§ **Objective**:
Repeat each entry as written, dropping any picture you find.

§ **Entries taken from a collection**:
════════
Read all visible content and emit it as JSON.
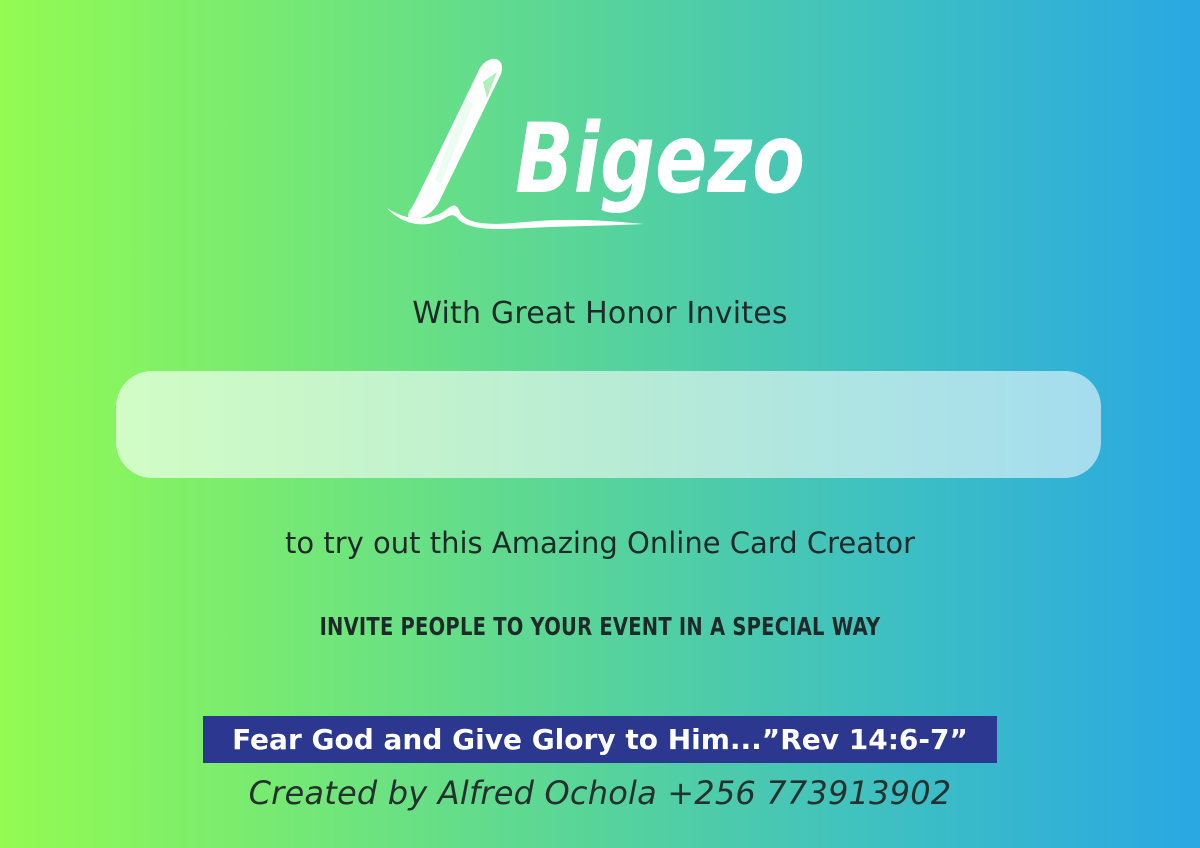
{
  "logo": {
    "brand_name": "Bigezo",
    "icon": "pen-icon",
    "color": "#ffffff"
  },
  "invite": {
    "subtitle": "With Great Honor Invites",
    "name_value": "",
    "tagline": "to try out this Amazing Online Card Creator",
    "headline": "INVITE PEOPLE TO YOUR EVENT IN A SPECIAL WAY"
  },
  "verse": {
    "text": "Fear God and Give Glory to Him...”Rev 14:6-7”",
    "background": "#2c378f"
  },
  "credit": {
    "text": "Created by Alfred Ochola +256 773913902"
  },
  "colors": {
    "gradient_start": "#93fb52",
    "gradient_end": "#29a8e2",
    "text": "#1e2a2a"
  }
}
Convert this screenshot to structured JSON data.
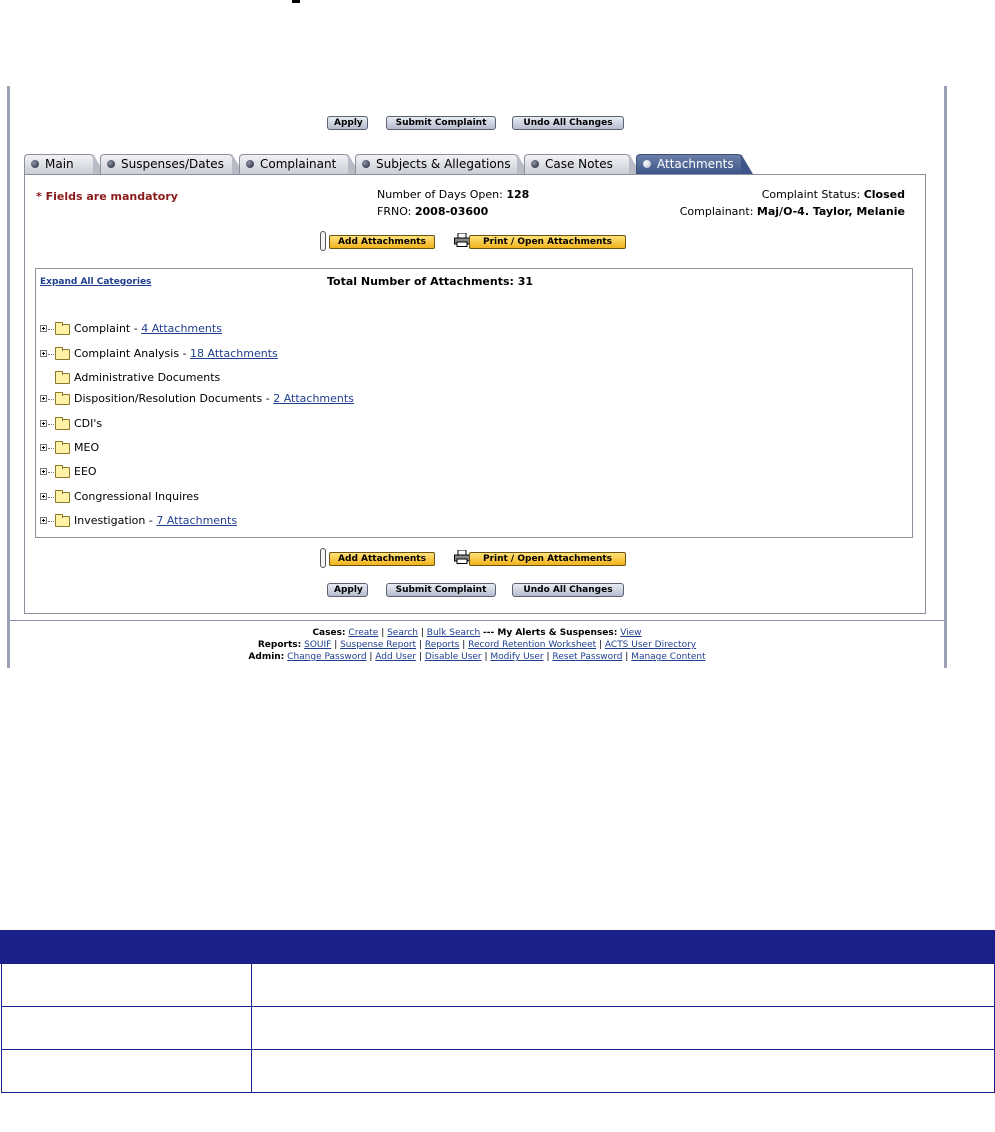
════════
§ **Exercise output**:
Read all visible content and emit it as JSON.
{
  "logo": {
    "brand_name": "Bigezo",
    "icon": "pen-icon",
    "color": "#ffffff"
  },
  "invite": {
    "subtitle": "With Great Honor Invites",
    "name_value": "",
    "tagline": "to try out this Amazing Online Card Creator",
    "headline": "INVITE PEOPLE TO YOUR EVENT IN A SPECIAL WAY"
  },
  "verse": {
    "text": "Fear God and Give Glory to Him...”Rev 14:6-7”",
    "background": "#2c378f"
  },
  "credit": {
    "text": "Created by Alfred Ochola +256 773913902"
  },
  "colors": {
    "gradient_start": "#93fb52",
    "gradient_end": "#29a8e2",
    "text": "#1e2a2a"
  }
}
Convert this screenshot to structured JSON data.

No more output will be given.